### [Your objective]
In the listing below, locate the lines that hold the string "Time". Copy those lines.

--- Start Extracted data ---

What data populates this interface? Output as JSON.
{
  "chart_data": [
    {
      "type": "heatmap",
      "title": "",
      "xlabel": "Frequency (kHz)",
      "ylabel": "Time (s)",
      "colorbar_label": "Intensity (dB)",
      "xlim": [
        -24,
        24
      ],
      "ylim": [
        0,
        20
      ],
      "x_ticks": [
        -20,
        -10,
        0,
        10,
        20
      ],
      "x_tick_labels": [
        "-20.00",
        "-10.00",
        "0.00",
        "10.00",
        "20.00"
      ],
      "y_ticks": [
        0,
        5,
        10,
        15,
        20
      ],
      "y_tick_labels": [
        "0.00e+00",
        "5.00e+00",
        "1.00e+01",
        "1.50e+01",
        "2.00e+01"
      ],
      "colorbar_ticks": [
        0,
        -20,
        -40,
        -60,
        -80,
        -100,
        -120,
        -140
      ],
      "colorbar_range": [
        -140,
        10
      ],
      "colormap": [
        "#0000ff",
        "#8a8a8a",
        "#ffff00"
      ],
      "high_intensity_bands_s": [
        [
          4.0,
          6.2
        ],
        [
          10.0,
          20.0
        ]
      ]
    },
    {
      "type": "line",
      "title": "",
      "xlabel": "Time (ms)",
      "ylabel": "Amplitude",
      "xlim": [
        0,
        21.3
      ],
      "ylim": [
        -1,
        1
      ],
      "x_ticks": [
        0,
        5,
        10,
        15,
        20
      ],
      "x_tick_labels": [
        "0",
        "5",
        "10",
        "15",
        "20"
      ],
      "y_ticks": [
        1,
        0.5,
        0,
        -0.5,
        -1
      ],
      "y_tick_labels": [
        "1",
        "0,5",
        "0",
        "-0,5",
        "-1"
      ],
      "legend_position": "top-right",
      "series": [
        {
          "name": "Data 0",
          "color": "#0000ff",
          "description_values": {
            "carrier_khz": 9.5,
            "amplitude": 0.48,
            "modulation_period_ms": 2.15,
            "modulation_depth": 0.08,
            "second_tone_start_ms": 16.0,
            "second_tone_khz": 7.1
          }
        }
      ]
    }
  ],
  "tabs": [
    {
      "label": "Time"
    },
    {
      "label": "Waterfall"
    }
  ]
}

--- End Extracted data ---

### [Result]
      "ylabel": "Time (s)",
      "xlabel": "Time (ms)",
      "label": "Time"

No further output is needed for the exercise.